Material shown:

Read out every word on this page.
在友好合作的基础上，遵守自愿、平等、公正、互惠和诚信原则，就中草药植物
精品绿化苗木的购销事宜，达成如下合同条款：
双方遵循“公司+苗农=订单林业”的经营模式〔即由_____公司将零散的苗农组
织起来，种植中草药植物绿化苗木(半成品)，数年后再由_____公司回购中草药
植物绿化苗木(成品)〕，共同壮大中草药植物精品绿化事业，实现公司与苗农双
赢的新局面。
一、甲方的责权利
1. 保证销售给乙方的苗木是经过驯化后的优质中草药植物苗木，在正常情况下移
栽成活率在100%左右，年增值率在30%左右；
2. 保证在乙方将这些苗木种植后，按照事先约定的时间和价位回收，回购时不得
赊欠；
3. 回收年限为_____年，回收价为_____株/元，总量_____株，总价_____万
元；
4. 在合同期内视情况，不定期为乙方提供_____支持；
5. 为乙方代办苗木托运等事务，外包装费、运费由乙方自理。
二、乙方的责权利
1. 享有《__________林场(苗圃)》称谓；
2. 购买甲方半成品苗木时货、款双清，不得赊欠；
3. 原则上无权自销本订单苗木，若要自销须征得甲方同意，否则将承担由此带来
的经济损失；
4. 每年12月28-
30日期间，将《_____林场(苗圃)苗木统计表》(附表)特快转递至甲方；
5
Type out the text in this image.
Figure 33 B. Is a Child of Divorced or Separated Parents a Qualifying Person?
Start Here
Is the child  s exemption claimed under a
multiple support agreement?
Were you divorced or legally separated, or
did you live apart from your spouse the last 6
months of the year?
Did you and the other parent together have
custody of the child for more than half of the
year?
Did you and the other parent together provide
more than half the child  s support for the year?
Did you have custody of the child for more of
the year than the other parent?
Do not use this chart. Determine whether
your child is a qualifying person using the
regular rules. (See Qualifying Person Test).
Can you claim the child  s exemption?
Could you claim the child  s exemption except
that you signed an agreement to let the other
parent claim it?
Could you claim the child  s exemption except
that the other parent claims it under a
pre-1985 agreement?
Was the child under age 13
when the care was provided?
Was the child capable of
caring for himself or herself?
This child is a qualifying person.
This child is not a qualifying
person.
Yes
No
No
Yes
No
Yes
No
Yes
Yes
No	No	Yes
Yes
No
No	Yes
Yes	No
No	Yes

Your objective: All the entries above need to be reproduced exactly.

Written response:
Read out every word on this page.
在友好合作的基础上，遵守自愿、平等、公正、互惠和诚信原则，就中草药植物
精品绿化苗木的购销事宜，达成如下合同条款：
双方遵循“公司+苗农=订单林业”的经营模式〔即由_____公司将零散的苗农组
织起来，种植中草药植物绿化苗木(半成品)，数年后再由_____公司回购中草药
植物绿化苗木(成品)〕，共同壮大中草药植物精品绿化事业，实现公司与苗农双
赢的新局面。
一、甲方的责权利
1. 保证销售给乙方的苗木是经过驯化后的优质中草药植物苗木，在正常情况下移
栽成活率在100%左右，年增值率在30%左右；
2. 保证在乙方将这些苗木种植后，按照事先约定的时间和价位回收，回购时不得
赊欠；
3. 回收年限为_____年，回收价为_____株/元，总量_____株，总价_____万
元；
4. 在合同期内视情况，不定期为乙方提供_____支持；
5. 为乙方代办苗木托运等事务，外包装费、运费由乙方自理。
二、乙方的责权利
1. 享有《__________林场(苗圃)》称谓；
2. 购买甲方半成品苗木时货、款双清，不得赊欠；
3. 原则上无权自销本订单苗木，若要自销须征得甲方同意，否则将承担由此带来
的经济损失；
4. 每年12月28-
30日期间，将《_____林场(苗圃)苗木统计表》(附表)特快转递至甲方；
5
Type out the text in this image.
Figure 33 B. Is a Child of Divorced or Separated Parents a Qualifying Person?
Start Here
Is the child  s exemption claimed under a
multiple support agreement?
Were you divorced or legally separated, or
did you live apart from your spouse the last 6
months of the year?
Did you and the other parent together have
custody of the child for more than half of the
year?
Did you and the other parent together provide
more than half the child  s support for the year?
Did you have custody of the child for more of
the year than the other parent?
Do not use this chart. Determine whether
your child is a qualifying person using the
regular rules. (See Qualifying Person Test).
Can you claim the child  s exemption?
Could you claim the child  s exemption except
that you signed an agreement to let the other
parent claim it?
Could you claim the child  s exemption except
that the other parent claims it under a
pre-1985 agreement?
Was the child under age 13
when the care was provided?
Was the child capable of
caring for himself or herself?
This child is a qualifying person.
This child is not a qualifying
person.
Yes
No
No
Yes
No
Yes
No
Yes
Yes
No	No	Yes
Yes
No
No	Yes
Yes	No
No	Yes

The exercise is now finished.